▸ WRITTEN INSTRUCTION: Using the records that follow, copy every line containing the word "subtitle".

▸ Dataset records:
********
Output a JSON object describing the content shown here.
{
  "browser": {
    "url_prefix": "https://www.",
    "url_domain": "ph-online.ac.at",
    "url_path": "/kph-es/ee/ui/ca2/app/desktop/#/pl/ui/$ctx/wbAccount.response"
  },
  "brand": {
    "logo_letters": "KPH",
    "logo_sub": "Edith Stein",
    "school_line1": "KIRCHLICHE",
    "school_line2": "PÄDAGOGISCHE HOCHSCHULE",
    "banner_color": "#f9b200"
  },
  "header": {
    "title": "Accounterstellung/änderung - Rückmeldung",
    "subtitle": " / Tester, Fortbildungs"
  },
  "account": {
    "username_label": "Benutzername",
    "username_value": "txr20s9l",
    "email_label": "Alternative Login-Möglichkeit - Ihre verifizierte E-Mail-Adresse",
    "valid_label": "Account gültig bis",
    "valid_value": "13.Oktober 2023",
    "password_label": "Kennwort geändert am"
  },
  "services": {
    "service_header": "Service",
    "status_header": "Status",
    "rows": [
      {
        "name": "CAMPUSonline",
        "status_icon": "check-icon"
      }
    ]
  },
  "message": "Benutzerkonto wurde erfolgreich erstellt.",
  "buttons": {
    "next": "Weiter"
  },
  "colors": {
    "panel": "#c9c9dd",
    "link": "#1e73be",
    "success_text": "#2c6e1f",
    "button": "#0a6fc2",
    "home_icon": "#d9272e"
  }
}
********
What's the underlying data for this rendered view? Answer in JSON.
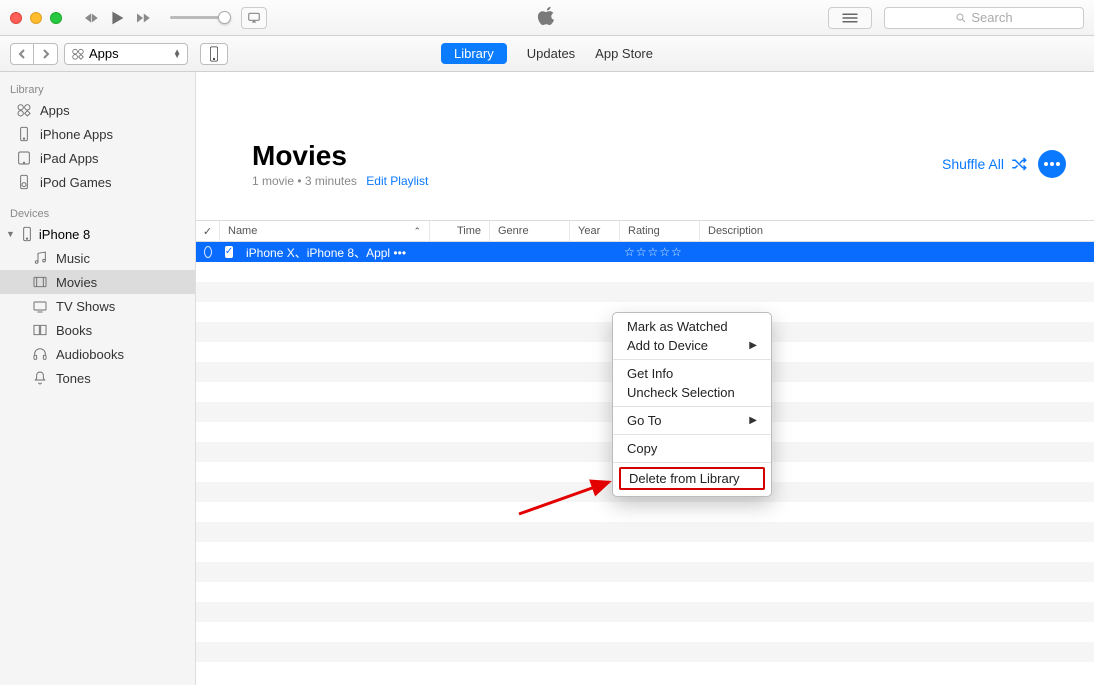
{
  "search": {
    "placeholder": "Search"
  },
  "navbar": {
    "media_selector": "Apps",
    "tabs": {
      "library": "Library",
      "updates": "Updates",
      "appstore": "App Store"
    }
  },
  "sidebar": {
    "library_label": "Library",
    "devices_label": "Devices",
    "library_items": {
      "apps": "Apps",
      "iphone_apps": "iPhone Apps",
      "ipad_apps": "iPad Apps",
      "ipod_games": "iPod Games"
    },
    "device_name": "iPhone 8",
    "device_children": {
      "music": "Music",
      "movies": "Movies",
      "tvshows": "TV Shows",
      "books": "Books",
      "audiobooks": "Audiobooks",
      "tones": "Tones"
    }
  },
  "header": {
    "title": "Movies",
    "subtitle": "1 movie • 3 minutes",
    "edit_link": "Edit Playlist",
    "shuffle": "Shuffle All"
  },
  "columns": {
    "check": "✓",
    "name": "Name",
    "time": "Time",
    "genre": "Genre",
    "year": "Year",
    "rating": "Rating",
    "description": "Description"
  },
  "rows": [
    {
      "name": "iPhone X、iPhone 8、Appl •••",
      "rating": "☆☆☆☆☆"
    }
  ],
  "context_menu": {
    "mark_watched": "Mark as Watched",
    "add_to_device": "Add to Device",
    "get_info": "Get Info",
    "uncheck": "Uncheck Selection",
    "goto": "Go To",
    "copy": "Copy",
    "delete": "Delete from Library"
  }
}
********
▸ SOLUTION FOR THIS TASK:
    "subtitle": " / Tester, Fortbildungs"
    "subtitle": "1 movie • 3 minutes",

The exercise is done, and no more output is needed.